(What is required) Copy every line of the records below without any change, but leave out the pictures.

(Data shown)
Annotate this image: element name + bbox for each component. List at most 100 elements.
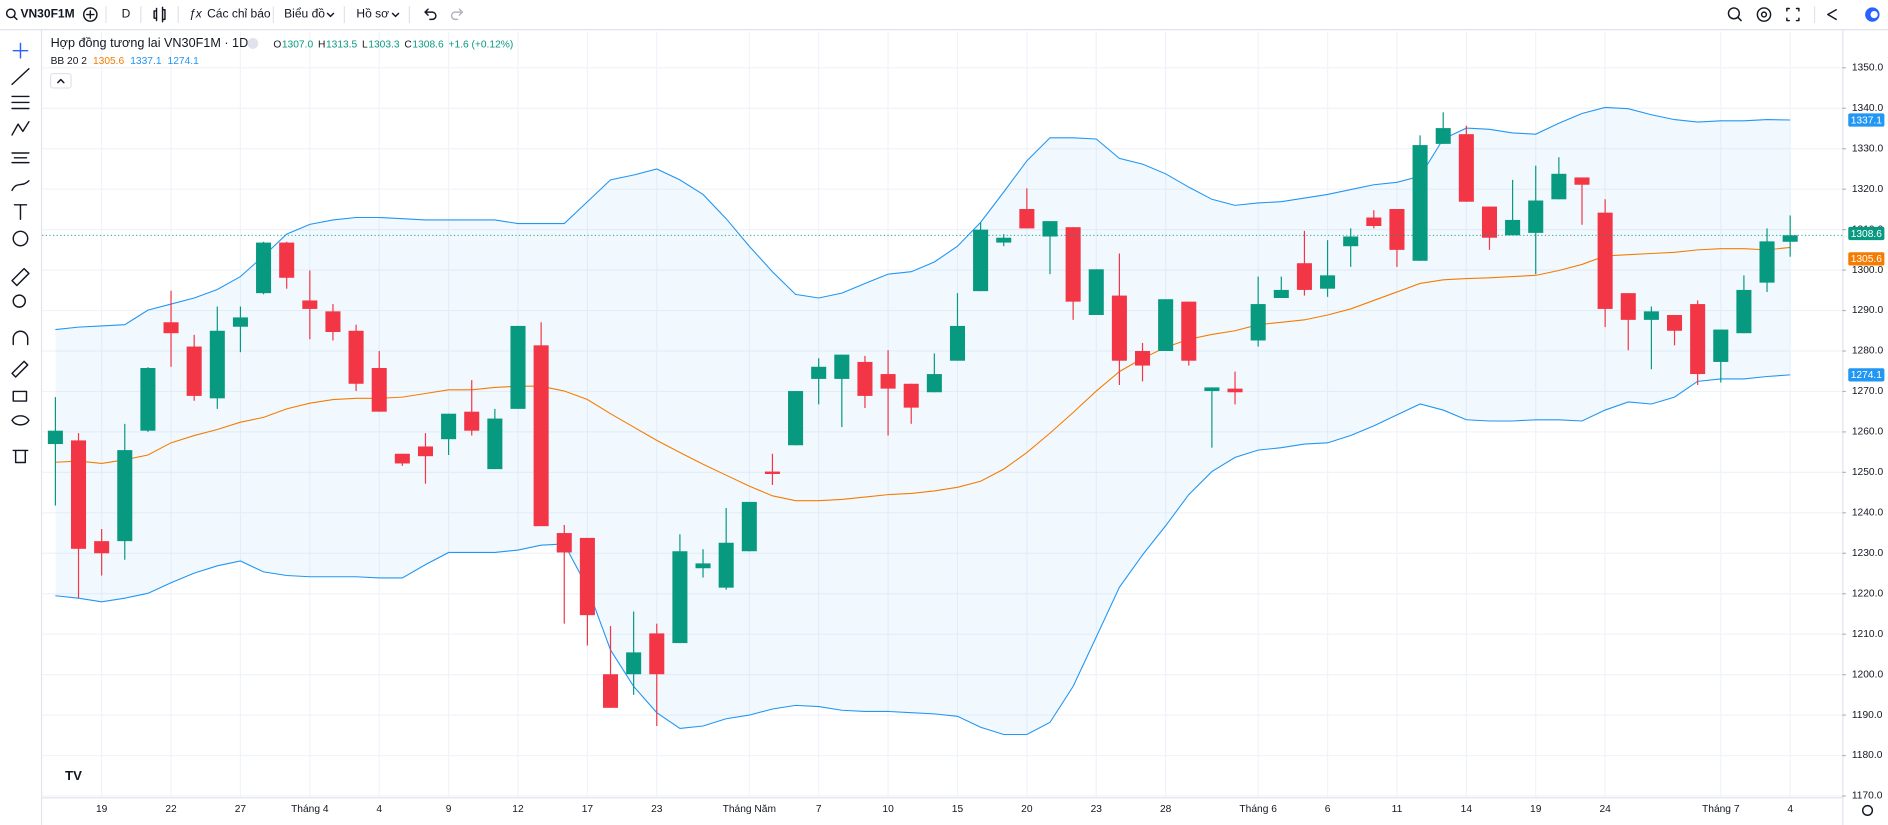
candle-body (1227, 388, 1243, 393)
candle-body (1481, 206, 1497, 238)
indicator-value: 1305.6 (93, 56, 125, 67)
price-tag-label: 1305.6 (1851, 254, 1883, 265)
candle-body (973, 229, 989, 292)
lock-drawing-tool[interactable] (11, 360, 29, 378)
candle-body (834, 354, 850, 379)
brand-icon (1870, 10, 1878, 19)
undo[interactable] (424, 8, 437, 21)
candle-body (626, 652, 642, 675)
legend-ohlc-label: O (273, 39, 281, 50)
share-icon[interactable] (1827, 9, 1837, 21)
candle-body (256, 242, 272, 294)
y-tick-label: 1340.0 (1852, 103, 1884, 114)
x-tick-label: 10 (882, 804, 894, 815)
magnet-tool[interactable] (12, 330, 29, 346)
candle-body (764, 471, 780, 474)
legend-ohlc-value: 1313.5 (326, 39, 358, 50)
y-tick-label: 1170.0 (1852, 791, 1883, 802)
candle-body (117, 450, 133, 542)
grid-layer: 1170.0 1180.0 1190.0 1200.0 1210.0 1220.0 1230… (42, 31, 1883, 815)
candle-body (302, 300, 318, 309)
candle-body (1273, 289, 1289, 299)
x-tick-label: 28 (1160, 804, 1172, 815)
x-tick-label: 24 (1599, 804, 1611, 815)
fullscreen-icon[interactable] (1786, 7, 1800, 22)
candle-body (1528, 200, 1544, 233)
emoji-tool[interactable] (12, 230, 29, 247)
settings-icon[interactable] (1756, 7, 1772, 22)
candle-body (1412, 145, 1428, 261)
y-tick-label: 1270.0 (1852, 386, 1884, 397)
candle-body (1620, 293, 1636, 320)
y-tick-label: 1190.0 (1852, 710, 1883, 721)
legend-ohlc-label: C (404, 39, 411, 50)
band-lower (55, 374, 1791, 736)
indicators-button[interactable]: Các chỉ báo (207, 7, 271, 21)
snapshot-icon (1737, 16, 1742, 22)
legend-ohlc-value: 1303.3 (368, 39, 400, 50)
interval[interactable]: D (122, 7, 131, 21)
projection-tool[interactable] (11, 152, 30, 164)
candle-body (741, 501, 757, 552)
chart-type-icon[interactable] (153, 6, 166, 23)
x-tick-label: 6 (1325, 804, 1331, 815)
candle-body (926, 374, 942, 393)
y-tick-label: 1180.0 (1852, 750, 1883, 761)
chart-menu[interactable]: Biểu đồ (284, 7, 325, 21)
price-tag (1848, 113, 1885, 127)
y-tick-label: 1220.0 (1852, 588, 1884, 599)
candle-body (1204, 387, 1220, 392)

(The reply)
Annotate this image: element name + bbox for each component. List at most 100 elements.
candle-body (1227, 388, 1243, 393)
candle-body (1481, 206, 1497, 238)
indicator-value: 1305.6 (93, 56, 125, 67)
price-tag-label: 1305.6 (1851, 254, 1883, 265)
candle-body (973, 229, 989, 292)
lock-drawing-tool[interactable] (11, 360, 29, 378)
candle-body (834, 354, 850, 379)
brand-icon (1870, 10, 1878, 19)
undo[interactable] (424, 8, 437, 21)
candle-body (626, 652, 642, 675)
legend-ohlc-label: O (273, 39, 281, 50)
share-icon[interactable] (1827, 9, 1837, 21)
candle-body (256, 242, 272, 294)
y-tick-label: 1340.0 (1852, 103, 1884, 114)
x-tick-label: 10 (882, 804, 894, 815)
magnet-tool[interactable] (12, 330, 29, 346)
candle-body (764, 471, 780, 474)
legend-ohlc-value: 1313.5 (326, 39, 358, 50)
y-tick-label: 1170.0 (1852, 791, 1883, 802)
candle-body (117, 450, 133, 542)
grid-layer: 1170.0 1180.0 1190.0 1200.0 1210.0 1220.0 1230… (42, 31, 1883, 815)
candle-body (302, 300, 318, 309)
candle-body (1273, 289, 1289, 299)
x-tick-label: 28 (1160, 804, 1172, 815)
x-tick-label: 24 (1599, 804, 1611, 815)
fullscreen-icon[interactable] (1786, 7, 1800, 22)
candle-body (1528, 200, 1544, 233)
emoji-tool[interactable] (12, 230, 29, 247)
settings-icon[interactable] (1756, 7, 1772, 22)
candle-body (1412, 145, 1428, 261)
y-tick-label: 1270.0 (1852, 386, 1884, 397)
candle-body (1620, 293, 1636, 320)
y-tick-label: 1190.0 (1852, 710, 1883, 721)
legend-ohlc-label: C (404, 39, 411, 50)
band-lower (55, 374, 1791, 736)
indicators-button[interactable]: Các chỉ báo (207, 7, 271, 21)
snapshot-icon (1737, 16, 1742, 22)
legend-ohlc-value: 1303.3 (368, 39, 400, 50)
interval[interactable]: D (122, 7, 131, 21)
projection-tool[interactable] (11, 152, 30, 164)
candle-body (741, 501, 757, 552)
chart-type-icon[interactable] (153, 6, 166, 23)
x-tick-label: 6 (1325, 804, 1331, 815)
candle-body (926, 374, 942, 393)
y-tick-label: 1180.0 (1852, 750, 1883, 761)
chart-menu[interactable]: Biểu đồ (284, 7, 325, 21)
price-tag (1848, 113, 1885, 127)
y-tick-label: 1220.0 (1852, 588, 1884, 599)
candle-body (1204, 387, 1220, 392)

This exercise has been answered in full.